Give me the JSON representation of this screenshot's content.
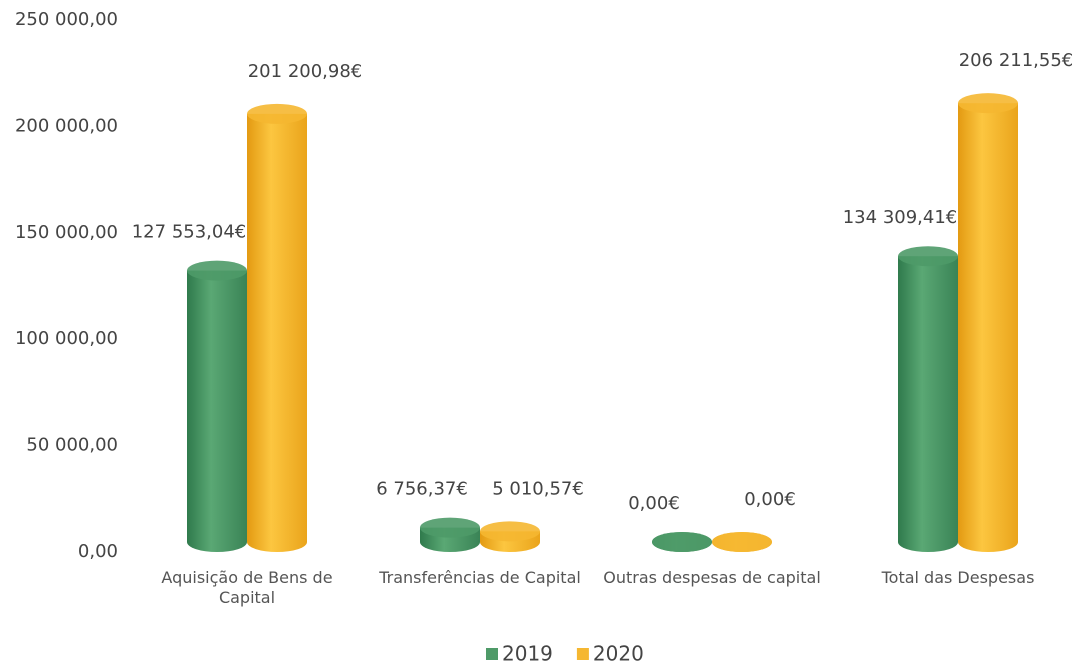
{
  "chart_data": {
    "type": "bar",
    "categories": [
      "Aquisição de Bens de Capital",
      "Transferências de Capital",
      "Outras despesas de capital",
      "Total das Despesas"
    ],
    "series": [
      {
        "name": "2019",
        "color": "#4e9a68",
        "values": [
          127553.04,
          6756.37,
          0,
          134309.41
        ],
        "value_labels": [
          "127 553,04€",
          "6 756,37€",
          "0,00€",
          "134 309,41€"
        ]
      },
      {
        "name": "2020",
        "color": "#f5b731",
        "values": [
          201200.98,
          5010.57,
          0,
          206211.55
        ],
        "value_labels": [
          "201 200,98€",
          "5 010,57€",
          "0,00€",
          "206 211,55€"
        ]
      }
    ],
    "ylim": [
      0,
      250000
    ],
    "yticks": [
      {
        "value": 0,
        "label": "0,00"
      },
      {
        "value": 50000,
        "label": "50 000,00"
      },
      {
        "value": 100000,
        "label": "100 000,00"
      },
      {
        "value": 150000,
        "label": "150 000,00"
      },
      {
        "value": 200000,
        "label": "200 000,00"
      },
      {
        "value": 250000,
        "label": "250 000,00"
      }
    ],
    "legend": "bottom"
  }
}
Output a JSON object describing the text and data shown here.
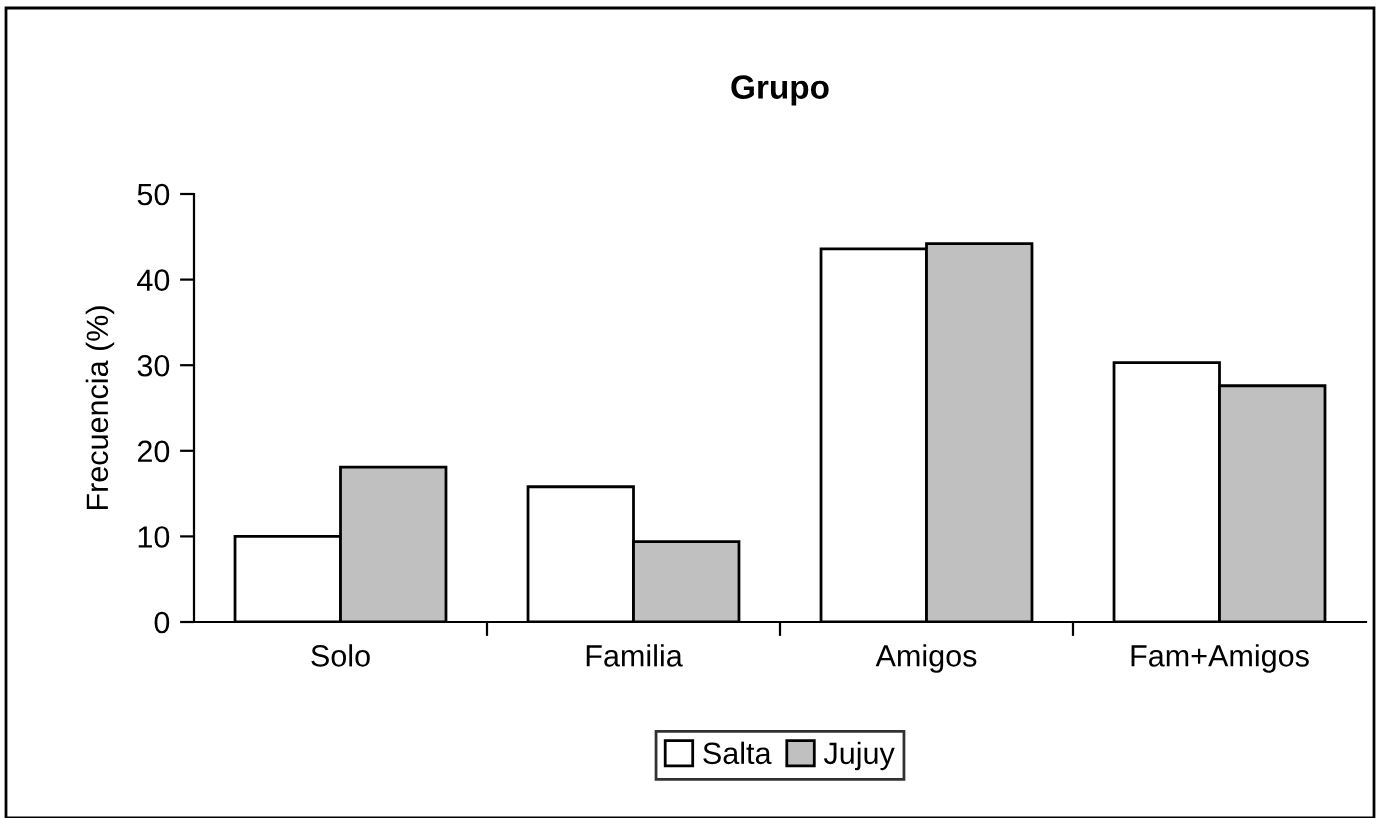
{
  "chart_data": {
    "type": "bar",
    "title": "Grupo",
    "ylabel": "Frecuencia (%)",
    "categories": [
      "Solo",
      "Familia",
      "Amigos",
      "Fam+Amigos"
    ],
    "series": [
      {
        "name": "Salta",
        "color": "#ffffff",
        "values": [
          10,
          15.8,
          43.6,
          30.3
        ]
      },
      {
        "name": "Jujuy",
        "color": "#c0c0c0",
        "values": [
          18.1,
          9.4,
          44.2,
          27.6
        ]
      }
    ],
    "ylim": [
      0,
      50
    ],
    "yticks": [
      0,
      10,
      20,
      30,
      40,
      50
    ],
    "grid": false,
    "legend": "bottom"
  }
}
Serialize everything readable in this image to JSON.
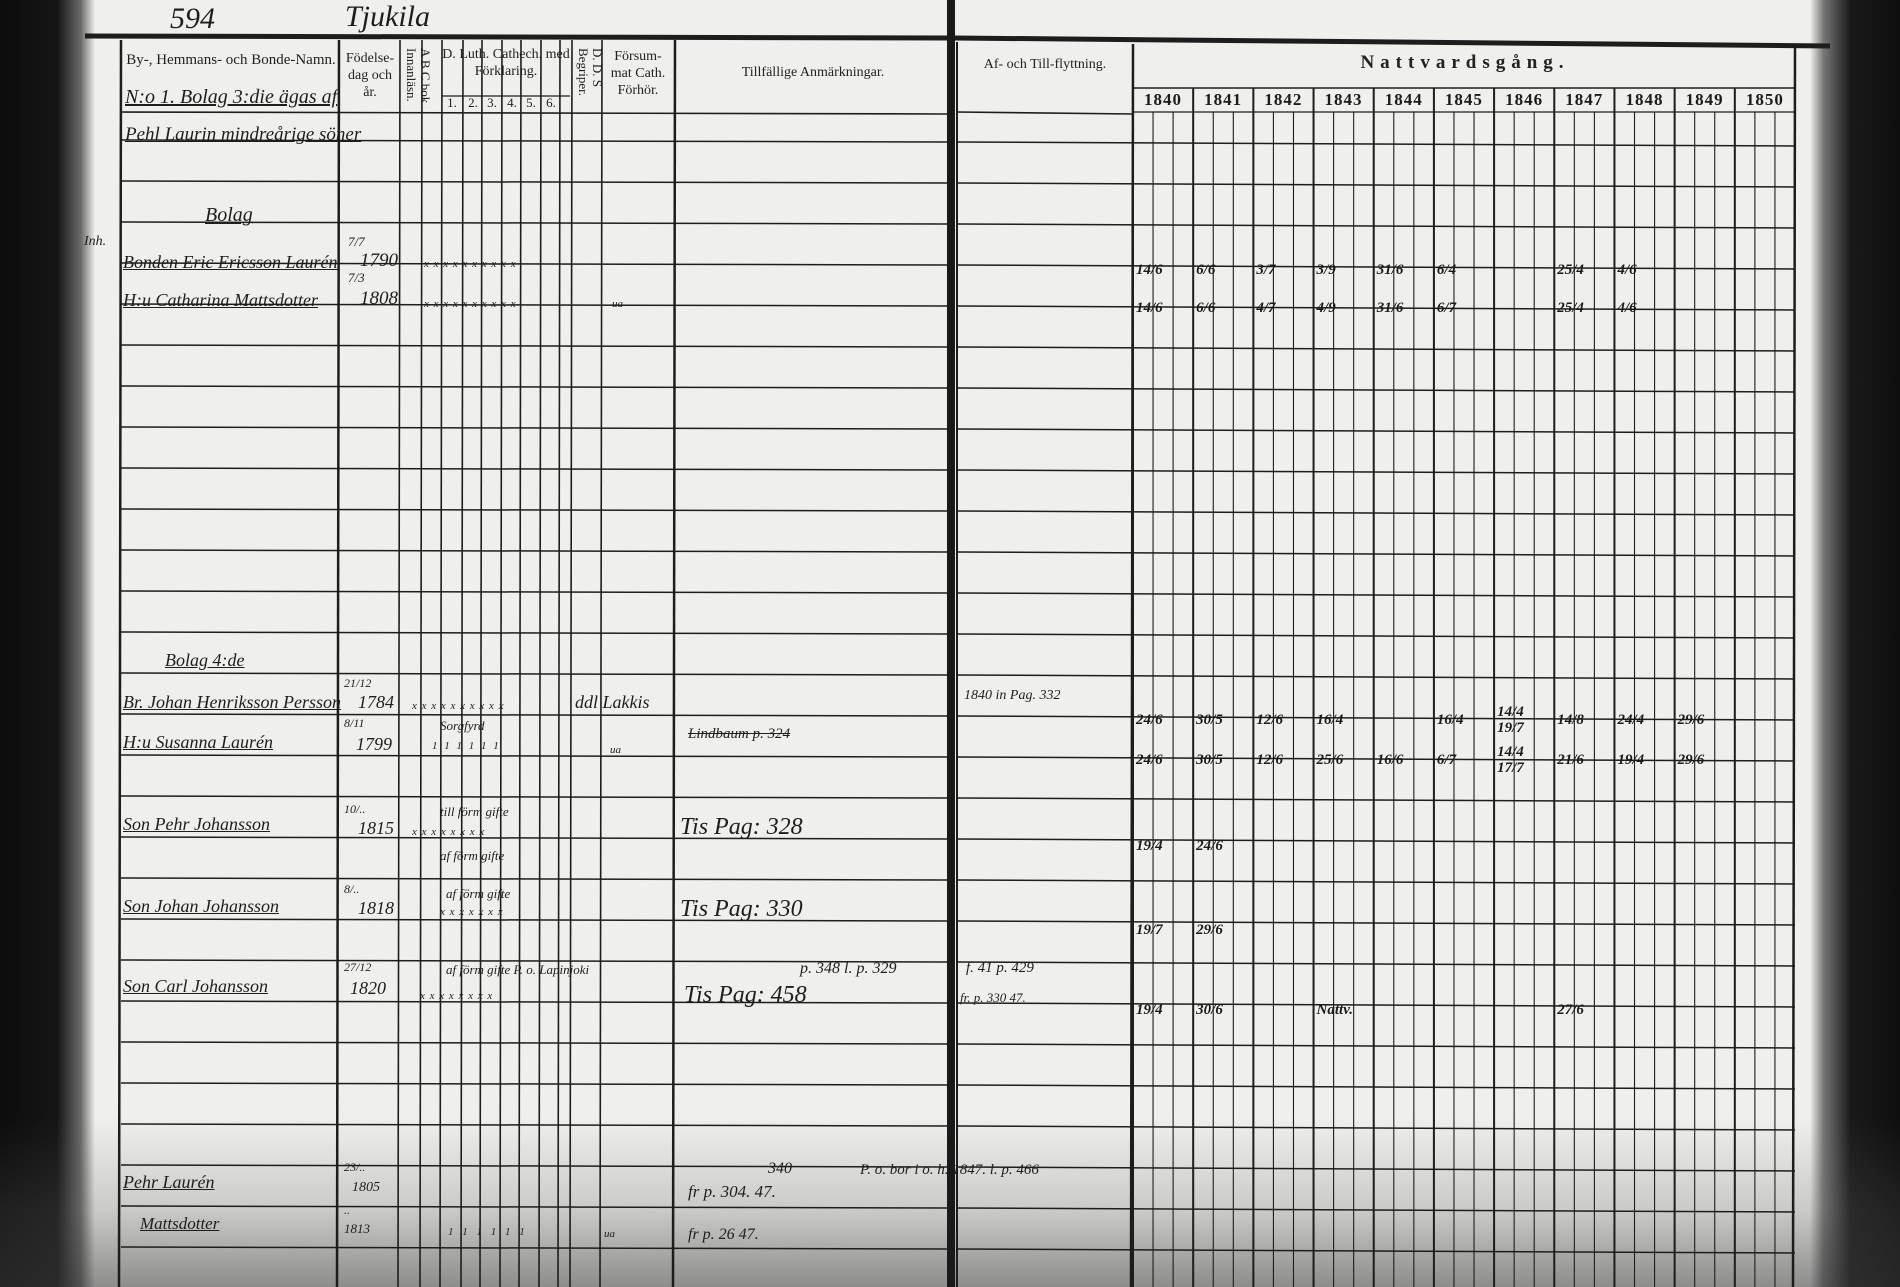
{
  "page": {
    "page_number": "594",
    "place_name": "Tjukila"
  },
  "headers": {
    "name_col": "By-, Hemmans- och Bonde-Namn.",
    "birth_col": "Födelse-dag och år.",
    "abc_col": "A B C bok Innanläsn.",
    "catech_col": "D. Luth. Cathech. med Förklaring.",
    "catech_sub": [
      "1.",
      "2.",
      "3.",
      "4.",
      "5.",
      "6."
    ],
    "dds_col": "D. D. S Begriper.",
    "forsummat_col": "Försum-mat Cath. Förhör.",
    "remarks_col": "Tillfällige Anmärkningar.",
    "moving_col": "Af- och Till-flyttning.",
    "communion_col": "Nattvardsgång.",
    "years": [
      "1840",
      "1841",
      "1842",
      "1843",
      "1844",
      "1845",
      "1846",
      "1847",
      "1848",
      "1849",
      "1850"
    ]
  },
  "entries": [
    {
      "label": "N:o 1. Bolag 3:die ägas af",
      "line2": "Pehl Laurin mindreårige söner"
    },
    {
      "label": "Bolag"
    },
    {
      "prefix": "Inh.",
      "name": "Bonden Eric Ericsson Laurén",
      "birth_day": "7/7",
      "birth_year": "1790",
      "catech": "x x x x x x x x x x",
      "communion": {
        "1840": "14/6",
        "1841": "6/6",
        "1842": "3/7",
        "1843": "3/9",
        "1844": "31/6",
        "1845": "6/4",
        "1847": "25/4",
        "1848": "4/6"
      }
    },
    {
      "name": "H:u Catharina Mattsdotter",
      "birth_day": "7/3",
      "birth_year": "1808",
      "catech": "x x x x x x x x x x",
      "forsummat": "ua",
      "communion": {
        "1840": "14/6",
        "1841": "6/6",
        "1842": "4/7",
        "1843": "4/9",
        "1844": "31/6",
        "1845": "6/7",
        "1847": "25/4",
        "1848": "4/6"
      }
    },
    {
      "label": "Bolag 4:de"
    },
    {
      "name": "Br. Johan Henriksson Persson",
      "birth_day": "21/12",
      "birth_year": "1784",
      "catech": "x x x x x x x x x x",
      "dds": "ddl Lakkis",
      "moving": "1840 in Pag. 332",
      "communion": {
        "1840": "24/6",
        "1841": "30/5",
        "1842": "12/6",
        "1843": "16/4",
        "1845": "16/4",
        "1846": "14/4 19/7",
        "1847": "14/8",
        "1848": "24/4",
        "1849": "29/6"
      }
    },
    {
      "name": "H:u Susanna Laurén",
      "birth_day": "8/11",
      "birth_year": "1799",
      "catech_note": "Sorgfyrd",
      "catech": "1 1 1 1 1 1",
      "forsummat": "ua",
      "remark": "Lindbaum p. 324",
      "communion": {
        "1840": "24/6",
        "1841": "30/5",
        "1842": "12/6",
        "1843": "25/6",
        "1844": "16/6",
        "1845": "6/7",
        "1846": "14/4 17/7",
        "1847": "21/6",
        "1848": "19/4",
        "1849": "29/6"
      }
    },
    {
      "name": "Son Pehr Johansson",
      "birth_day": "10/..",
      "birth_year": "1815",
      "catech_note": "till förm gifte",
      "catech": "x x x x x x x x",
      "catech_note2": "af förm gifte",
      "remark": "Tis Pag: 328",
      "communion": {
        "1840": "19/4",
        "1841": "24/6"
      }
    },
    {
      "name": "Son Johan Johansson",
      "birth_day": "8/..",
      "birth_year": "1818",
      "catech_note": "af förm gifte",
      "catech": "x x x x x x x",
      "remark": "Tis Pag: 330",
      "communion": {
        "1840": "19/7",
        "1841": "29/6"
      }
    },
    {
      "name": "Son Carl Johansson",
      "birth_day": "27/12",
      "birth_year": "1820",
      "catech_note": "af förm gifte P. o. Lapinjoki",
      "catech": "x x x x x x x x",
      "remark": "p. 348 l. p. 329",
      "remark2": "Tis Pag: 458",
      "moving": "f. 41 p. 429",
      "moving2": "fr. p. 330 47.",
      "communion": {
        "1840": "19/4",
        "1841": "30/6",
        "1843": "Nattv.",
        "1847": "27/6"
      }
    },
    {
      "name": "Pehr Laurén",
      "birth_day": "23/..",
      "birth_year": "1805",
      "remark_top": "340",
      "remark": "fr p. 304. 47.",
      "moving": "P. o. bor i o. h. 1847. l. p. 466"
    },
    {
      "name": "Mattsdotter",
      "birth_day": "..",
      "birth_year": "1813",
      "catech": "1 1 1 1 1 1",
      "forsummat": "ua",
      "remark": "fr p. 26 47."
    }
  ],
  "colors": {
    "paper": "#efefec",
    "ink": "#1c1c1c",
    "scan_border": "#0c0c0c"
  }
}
________________________
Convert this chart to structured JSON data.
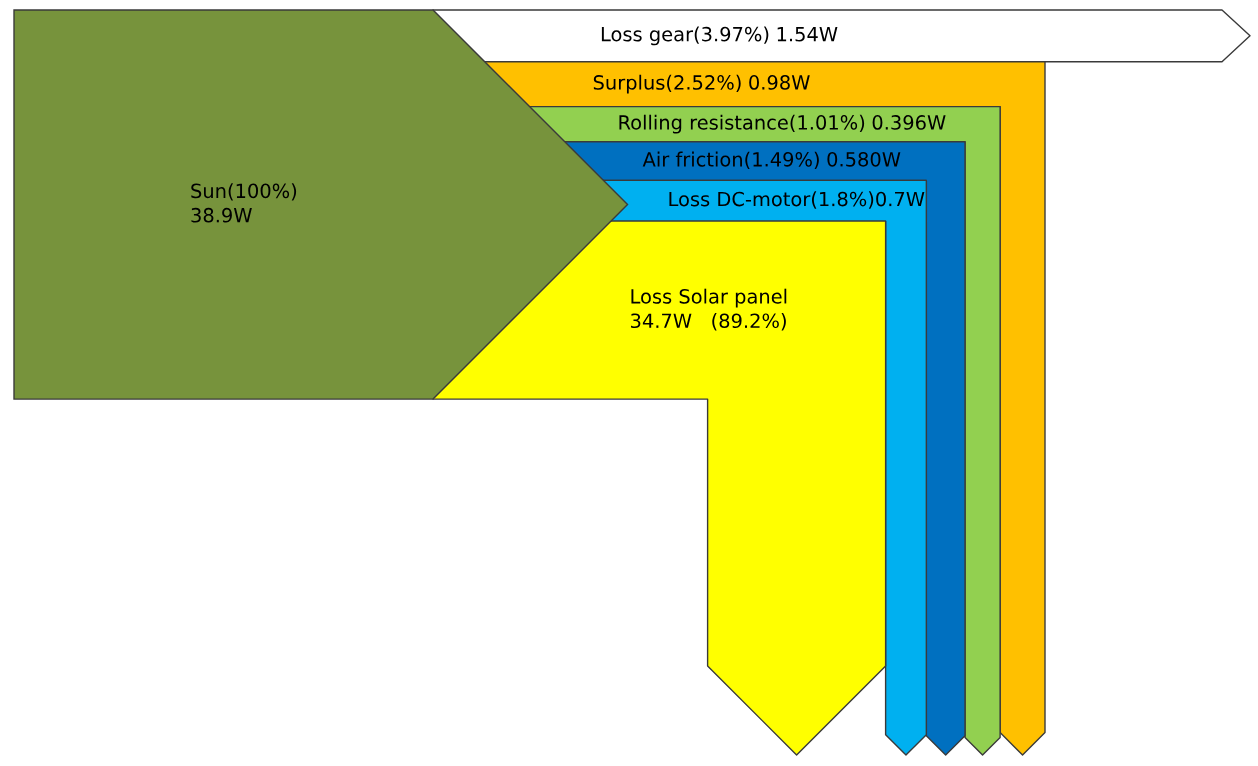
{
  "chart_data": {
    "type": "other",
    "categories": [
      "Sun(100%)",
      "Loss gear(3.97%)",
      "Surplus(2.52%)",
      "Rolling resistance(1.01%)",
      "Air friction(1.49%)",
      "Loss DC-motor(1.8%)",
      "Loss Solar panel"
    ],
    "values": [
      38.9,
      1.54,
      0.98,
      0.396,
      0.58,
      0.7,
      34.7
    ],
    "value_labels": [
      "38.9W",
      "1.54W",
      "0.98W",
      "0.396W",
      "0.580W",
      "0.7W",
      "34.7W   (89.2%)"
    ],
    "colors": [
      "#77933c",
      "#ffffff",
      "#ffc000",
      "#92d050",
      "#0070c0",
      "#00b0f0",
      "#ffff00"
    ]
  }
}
________________________
- **Written exercise**: A single figure is required: the number of lines above in which the word "Loss" occurs.

- **Task result**: 3